Given data =
* * *

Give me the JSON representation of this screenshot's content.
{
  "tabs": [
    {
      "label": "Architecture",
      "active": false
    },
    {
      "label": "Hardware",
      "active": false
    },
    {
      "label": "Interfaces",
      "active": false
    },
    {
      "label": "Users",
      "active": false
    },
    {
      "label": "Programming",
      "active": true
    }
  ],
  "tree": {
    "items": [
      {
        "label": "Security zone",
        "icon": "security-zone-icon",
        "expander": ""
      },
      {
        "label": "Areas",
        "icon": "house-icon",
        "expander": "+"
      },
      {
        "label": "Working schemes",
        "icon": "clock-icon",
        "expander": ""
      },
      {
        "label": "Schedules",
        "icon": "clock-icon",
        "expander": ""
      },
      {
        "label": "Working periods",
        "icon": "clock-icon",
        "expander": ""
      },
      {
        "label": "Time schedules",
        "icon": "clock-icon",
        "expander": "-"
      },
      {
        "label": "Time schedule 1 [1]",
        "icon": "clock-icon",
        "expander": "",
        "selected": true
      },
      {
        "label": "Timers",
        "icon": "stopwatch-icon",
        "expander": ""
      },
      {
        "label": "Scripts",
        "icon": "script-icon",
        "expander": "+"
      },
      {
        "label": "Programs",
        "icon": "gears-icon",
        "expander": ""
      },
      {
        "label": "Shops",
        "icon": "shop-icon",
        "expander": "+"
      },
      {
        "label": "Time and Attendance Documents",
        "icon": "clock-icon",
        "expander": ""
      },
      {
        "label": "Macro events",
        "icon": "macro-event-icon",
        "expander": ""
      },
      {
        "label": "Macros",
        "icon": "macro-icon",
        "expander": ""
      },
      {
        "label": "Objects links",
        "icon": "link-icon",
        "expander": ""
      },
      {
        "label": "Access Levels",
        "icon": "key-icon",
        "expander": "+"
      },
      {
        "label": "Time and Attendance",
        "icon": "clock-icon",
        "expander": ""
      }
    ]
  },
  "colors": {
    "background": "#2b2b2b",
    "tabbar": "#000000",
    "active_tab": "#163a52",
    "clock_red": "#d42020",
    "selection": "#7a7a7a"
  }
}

* * *

Exercise prompt = Return only those lines of the records that contain the string "Working".

Output for this exercise =
        "label": "Working schemes",
        "label": "Working periods",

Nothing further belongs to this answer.